* WHAT THE TASK ASKS
Return the records, each one exactly as written.

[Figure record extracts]
*-*-*

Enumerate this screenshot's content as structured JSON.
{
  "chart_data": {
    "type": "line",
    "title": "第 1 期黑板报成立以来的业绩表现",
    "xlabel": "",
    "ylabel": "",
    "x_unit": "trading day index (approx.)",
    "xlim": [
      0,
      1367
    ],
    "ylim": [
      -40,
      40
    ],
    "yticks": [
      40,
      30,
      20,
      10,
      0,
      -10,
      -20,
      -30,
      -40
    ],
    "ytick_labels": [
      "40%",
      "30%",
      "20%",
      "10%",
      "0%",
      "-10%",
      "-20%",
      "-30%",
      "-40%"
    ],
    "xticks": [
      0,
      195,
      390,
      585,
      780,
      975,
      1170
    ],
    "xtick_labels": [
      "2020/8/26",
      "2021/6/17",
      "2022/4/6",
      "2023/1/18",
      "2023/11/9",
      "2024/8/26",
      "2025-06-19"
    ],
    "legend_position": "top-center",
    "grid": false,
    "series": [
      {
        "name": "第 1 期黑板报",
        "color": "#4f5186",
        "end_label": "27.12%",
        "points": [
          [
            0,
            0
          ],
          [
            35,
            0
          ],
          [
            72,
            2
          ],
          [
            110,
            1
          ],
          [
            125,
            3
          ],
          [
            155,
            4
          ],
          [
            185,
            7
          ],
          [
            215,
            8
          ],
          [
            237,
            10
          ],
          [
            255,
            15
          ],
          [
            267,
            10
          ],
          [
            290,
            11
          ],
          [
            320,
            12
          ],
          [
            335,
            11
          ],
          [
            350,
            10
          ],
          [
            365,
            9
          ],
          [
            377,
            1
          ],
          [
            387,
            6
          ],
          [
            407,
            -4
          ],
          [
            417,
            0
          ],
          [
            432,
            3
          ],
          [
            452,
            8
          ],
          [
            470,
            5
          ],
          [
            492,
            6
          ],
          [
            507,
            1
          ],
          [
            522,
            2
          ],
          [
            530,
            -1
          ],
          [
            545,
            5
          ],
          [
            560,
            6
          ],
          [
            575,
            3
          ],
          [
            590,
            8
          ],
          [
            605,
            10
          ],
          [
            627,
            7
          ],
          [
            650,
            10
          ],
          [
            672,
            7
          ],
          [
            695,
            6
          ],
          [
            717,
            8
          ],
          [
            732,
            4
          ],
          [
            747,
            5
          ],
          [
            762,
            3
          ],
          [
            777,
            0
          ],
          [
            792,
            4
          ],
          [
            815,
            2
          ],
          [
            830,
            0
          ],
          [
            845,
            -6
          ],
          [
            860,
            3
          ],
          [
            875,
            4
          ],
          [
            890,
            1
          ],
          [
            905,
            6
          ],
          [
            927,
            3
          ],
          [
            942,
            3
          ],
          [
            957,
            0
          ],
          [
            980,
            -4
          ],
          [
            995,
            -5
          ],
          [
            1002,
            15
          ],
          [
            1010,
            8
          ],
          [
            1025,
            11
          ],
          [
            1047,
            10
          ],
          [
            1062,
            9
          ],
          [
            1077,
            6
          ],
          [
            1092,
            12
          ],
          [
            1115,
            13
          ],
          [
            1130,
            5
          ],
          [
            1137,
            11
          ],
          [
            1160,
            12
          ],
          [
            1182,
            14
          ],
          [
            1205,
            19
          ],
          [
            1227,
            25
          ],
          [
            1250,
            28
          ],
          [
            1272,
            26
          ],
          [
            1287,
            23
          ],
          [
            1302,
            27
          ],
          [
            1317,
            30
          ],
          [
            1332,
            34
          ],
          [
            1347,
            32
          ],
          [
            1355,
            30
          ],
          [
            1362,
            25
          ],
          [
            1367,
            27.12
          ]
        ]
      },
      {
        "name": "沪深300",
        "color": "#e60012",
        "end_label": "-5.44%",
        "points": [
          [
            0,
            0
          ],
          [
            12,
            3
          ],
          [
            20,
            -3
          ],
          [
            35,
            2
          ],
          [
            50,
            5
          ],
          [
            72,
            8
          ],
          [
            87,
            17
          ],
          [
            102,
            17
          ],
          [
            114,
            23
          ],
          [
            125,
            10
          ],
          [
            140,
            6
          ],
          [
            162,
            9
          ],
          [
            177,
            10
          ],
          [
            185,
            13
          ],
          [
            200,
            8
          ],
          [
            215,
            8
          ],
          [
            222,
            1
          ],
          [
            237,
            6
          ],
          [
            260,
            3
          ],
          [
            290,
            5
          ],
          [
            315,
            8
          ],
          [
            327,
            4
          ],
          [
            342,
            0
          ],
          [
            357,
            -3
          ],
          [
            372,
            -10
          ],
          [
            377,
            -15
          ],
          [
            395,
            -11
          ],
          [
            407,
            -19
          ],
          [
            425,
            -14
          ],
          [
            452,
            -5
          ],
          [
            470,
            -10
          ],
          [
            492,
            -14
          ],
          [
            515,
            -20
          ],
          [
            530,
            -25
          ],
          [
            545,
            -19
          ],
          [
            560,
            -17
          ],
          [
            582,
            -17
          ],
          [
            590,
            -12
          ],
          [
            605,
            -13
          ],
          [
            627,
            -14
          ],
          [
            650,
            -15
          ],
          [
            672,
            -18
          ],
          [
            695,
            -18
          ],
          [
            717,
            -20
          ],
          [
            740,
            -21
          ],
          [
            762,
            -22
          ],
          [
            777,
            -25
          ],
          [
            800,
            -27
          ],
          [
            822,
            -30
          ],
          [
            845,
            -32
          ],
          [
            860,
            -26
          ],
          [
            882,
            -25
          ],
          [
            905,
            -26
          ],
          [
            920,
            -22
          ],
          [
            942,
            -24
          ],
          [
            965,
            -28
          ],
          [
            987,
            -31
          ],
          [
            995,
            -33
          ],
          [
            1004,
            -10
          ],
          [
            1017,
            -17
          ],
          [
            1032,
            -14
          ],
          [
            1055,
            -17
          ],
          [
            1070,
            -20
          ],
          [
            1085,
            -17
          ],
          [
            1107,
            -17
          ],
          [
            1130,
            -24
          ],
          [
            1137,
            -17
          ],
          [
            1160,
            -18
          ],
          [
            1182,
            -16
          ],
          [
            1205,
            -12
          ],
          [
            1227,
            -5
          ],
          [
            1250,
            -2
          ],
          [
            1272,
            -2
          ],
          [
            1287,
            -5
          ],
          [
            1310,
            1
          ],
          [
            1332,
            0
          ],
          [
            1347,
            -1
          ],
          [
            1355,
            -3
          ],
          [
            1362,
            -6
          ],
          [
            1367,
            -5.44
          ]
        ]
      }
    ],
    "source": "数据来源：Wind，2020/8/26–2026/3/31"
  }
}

*-*-*

* EXERCISE OUTPUT
Enumerate this screenshot's content as structured JSON.
{
  "chart_data": {
    "type": "line",
    "title": "第 1 期黑板报成立以来的业绩表现",
    "xlabel": "",
    "ylabel": "",
    "x_unit": "trading day index (approx.)",
    "xlim": [
      0,
      1367
    ],
    "ylim": [
      -40,
      40
    ],
    "yticks": [
      40,
      30,
      20,
      10,
      0,
      -10,
      -20,
      -30,
      -40
    ],
    "ytick_labels": [
      "40%",
      "30%",
      "20%",
      "10%",
      "0%",
      "-10%",
      "-20%",
      "-30%",
      "-40%"
    ],
    "xticks": [
      0,
      195,
      390,
      585,
      780,
      975,
      1170
    ],
    "xtick_labels": [
      "2020/8/26",
      "2021/6/17",
      "2022/4/6",
      "2023/1/18",
      "2023/11/9",
      "2024/8/26",
      "2025-06-19"
    ],
    "legend_position": "top-center",
    "grid": false,
    "series": [
      {
        "name": "第 1 期黑板报",
        "color": "#4f5186",
        "end_label": "27.12%",
        "points": [
          [
            0,
            0
          ],
          [
            35,
            0
          ],
          [
            72,
            2
          ],
          [
            110,
            1
          ],
          [
            125,
            3
          ],
          [
            155,
            4
          ],
          [
            185,
            7
          ],
          [
            215,
            8
          ],
          [
            237,
            10
          ],
          [
            255,
            15
          ],
          [
            267,
            10
          ],
          [
            290,
            11
          ],
          [
            320,
            12
          ],
          [
            335,
            11
          ],
          [
            350,
            10
          ],
          [
            365,
            9
          ],
          [
            377,
            1
          ],
          [
            387,
            6
          ],
          [
            407,
            -4
          ],
          [
            417,
            0
          ],
          [
            432,
            3
          ],
          [
            452,
            8
          ],
          [
            470,
            5
          ],
          [
            492,
            6
          ],
          [
            507,
            1
          ],
          [
            522,
            2
          ],
          [
            530,
            -1
          ],
          [
            545,
            5
          ],
          [
            560,
            6
          ],
          [
            575,
            3
          ],
          [
            590,
            8
          ],
          [
            605,
            10
          ],
          [
            627,
            7
          ],
          [
            650,
            10
          ],
          [
            672,
            7
          ],
          [
            695,
            6
          ],
          [
            717,
            8
          ],
          [
            732,
            4
          ],
          [
            747,
            5
          ],
          [
            762,
            3
          ],
          [
            777,
            0
          ],
          [
            792,
            4
          ],
          [
            815,
            2
          ],
          [
            830,
            0
          ],
          [
            845,
            -6
          ],
          [
            860,
            3
          ],
          [
            875,
            4
          ],
          [
            890,
            1
          ],
          [
            905,
            6
          ],
          [
            927,
            3
          ],
          [
            942,
            3
          ],
          [
            957,
            0
          ],
          [
            980,
            -4
          ],
          [
            995,
            -5
          ],
          [
            1002,
            15
          ],
          [
            1010,
            8
          ],
          [
            1025,
            11
          ],
          [
            1047,
            10
          ],
          [
            1062,
            9
          ],
          [
            1077,
            6
          ],
          [
            1092,
            12
          ],
          [
            1115,
            13
          ],
          [
            1130,
            5
          ],
          [
            1137,
            11
          ],
          [
            1160,
            12
          ],
          [
            1182,
            14
          ],
          [
            1205,
            19
          ],
          [
            1227,
            25
          ],
          [
            1250,
            28
          ],
          [
            1272,
            26
          ],
          [
            1287,
            23
          ],
          [
            1302,
            27
          ],
          [
            1317,
            30
          ],
          [
            1332,
            34
          ],
          [
            1347,
            32
          ],
          [
            1355,
            30
          ],
          [
            1362,
            25
          ],
          [
            1367,
            27.12
          ]
        ]
      },
      {
        "name": "沪深300",
        "color": "#e60012",
        "end_label": "-5.44%",
        "points": [
          [
            0,
            0
          ],
          [
            12,
            3
          ],
          [
            20,
            -3
          ],
          [
            35,
            2
          ],
          [
            50,
            5
          ],
          [
            72,
            8
          ],
          [
            87,
            17
          ],
          [
            102,
            17
          ],
          [
            114,
            23
          ],
          [
            125,
            10
          ],
          [
            140,
            6
          ],
          [
            162,
            9
          ],
          [
            177,
            10
          ],
          [
            185,
            13
          ],
          [
            200,
            8
          ],
          [
            215,
            8
          ],
          [
            222,
            1
          ],
          [
            237,
            6
          ],
          [
            260,
            3
          ],
          [
            290,
            5
          ],
          [
            315,
            8
          ],
          [
            327,
            4
          ],
          [
            342,
            0
          ],
          [
            357,
            -3
          ],
          [
            372,
            -10
          ],
          [
            377,
            -15
          ],
          [
            395,
            -11
          ],
          [
            407,
            -19
          ],
          [
            425,
            -14
          ],
          [
            452,
            -5
          ],
          [
            470,
            -10
          ],
          [
            492,
            -14
          ],
          [
            515,
            -20
          ],
          [
            530,
            -25
          ],
          [
            545,
            -19
          ],
          [
            560,
            -17
          ],
          [
            582,
            -17
          ],
          [
            590,
            -12
          ],
          [
            605,
            -13
          ],
          [
            627,
            -14
          ],
          [
            650,
            -15
          ],
          [
            672,
            -18
          ],
          [
            695,
            -18
          ],
          [
            717,
            -20
          ],
          [
            740,
            -21
          ],
          [
            762,
            -22
          ],
          [
            777,
            -25
          ],
          [
            800,
            -27
          ],
          [
            822,
            -30
          ],
          [
            845,
            -32
          ],
          [
            860,
            -26
          ],
          [
            882,
            -25
          ],
          [
            905,
            -26
          ],
          [
            920,
            -22
          ],
          [
            942,
            -24
          ],
          [
            965,
            -28
          ],
          [
            987,
            -31
          ],
          [
            995,
            -33
          ],
          [
            1004,
            -10
          ],
          [
            1017,
            -17
          ],
          [
            1032,
            -14
          ],
          [
            1055,
            -17
          ],
          [
            1070,
            -20
          ],
          [
            1085,
            -17
          ],
          [
            1107,
            -17
          ],
          [
            1130,
            -24
          ],
          [
            1137,
            -17
          ],
          [
            1160,
            -18
          ],
          [
            1182,
            -16
          ],
          [
            1205,
            -12
          ],
          [
            1227,
            -5
          ],
          [
            1250,
            -2
          ],
          [
            1272,
            -2
          ],
          [
            1287,
            -5
          ],
          [
            1310,
            1
          ],
          [
            1332,
            0
          ],
          [
            1347,
            -1
          ],
          [
            1355,
            -3
          ],
          [
            1362,
            -6
          ],
          [
            1367,
            -5.44
          ]
        ]
      }
    ],
    "source": "数据来源：Wind，2020/8/26–2026/3/31"
  }
}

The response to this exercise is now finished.